Working data:
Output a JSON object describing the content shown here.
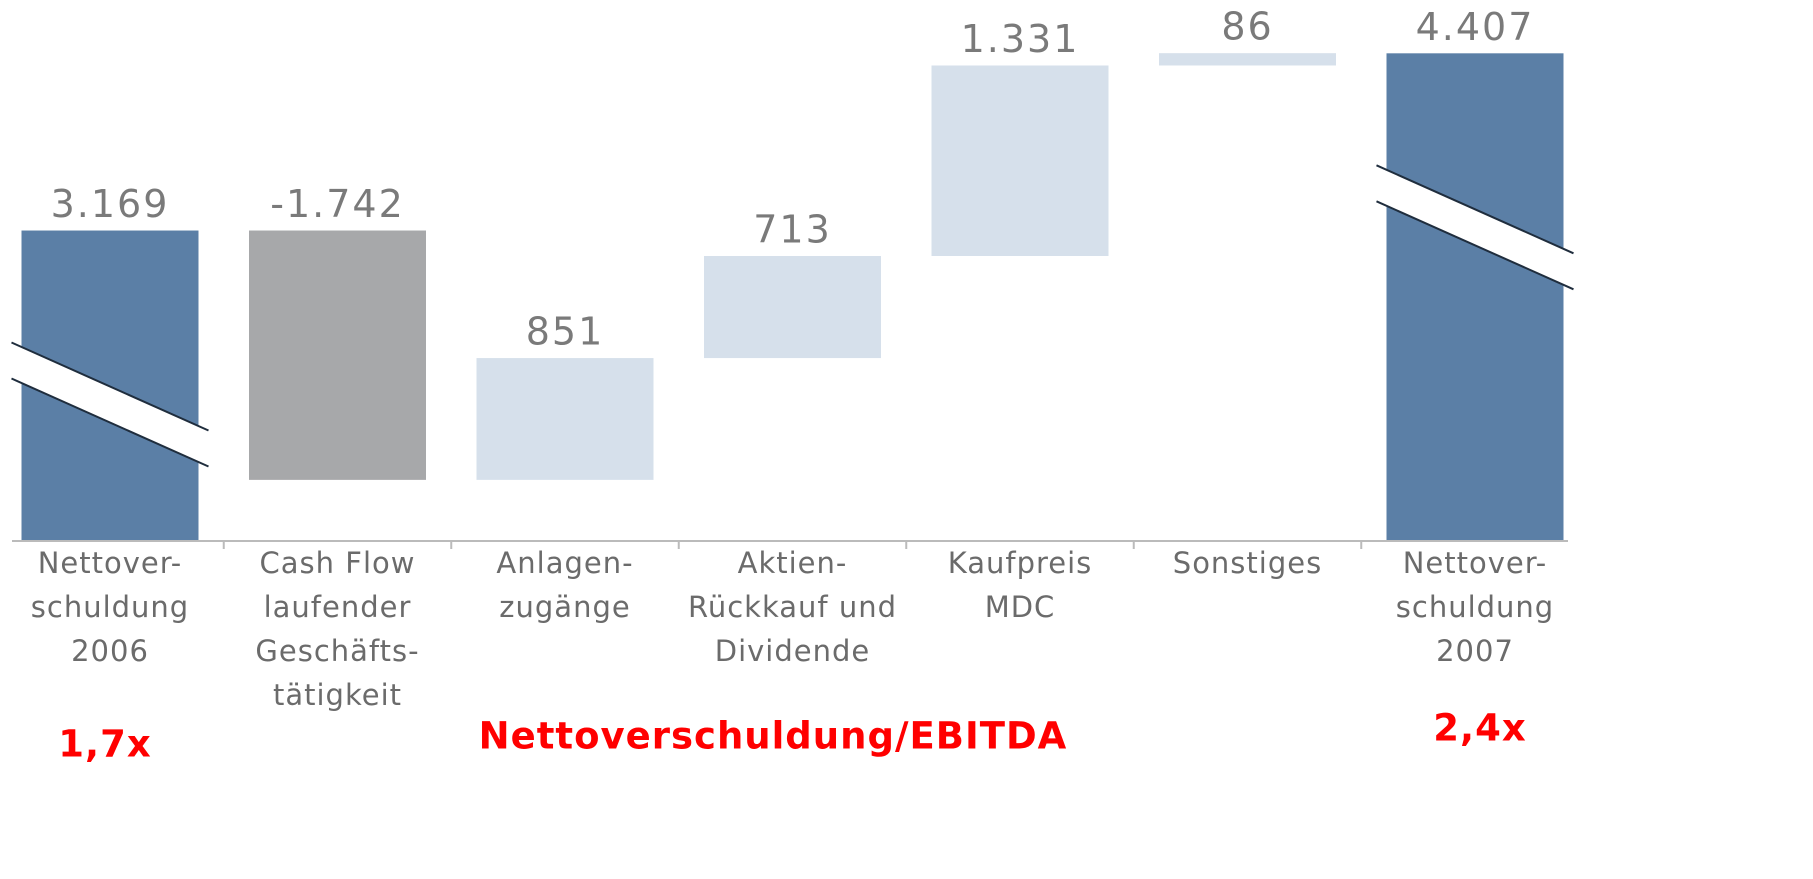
{
  "chart_data": {
    "type": "waterfall",
    "categories": [
      [
        "Nettover-",
        "schuldung",
        "2006"
      ],
      [
        "Cash Flow",
        "laufender",
        "Geschäfts-",
        "tätigkeit"
      ],
      [
        "Anlagen-",
        "zugänge"
      ],
      [
        "Aktien-",
        "Rückkauf und",
        "Dividende"
      ],
      [
        "Kaufpreis",
        "MDC"
      ],
      [
        "Sonstiges"
      ],
      [
        "Nettover-",
        "schuldung",
        "2007"
      ]
    ],
    "values": [
      3169,
      -1742,
      851,
      713,
      1331,
      86,
      4407
    ],
    "value_labels": [
      "3.169",
      "-1.742",
      "851",
      "713",
      "1.331",
      "86",
      "4.407"
    ],
    "is_total": [
      true,
      false,
      false,
      false,
      false,
      false,
      true
    ],
    "colors": {
      "total": "#5b7fa6",
      "increase": "#d6e0eb",
      "decrease": "#a7a8aa"
    },
    "ylim": [
      1000,
      4500
    ],
    "axis_break": true,
    "annotations": [
      "1,7x",
      "Nettoverschuldung/EBITDA",
      "2,4x"
    ],
    "annotation_color": "#ff0000"
  }
}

Given instruction: Transcribe all the data word for word; the images stay out.

Finished answer:
Output a JSON object describing the content shown here.
{
  "chart_data": {
    "type": "waterfall",
    "categories": [
      [
        "Nettover-",
        "schuldung",
        "2006"
      ],
      [
        "Cash Flow",
        "laufender",
        "Geschäfts-",
        "tätigkeit"
      ],
      [
        "Anlagen-",
        "zugänge"
      ],
      [
        "Aktien-",
        "Rückkauf und",
        "Dividende"
      ],
      [
        "Kaufpreis",
        "MDC"
      ],
      [
        "Sonstiges"
      ],
      [
        "Nettover-",
        "schuldung",
        "2007"
      ]
    ],
    "values": [
      3169,
      -1742,
      851,
      713,
      1331,
      86,
      4407
    ],
    "value_labels": [
      "3.169",
      "-1.742",
      "851",
      "713",
      "1.331",
      "86",
      "4.407"
    ],
    "is_total": [
      true,
      false,
      false,
      false,
      false,
      false,
      true
    ],
    "colors": {
      "total": "#5b7fa6",
      "increase": "#d6e0eb",
      "decrease": "#a7a8aa"
    },
    "ylim": [
      1000,
      4500
    ],
    "axis_break": true,
    "annotations": [
      "1,7x",
      "Nettoverschuldung/EBITDA",
      "2,4x"
    ],
    "annotation_color": "#ff0000"
  }
}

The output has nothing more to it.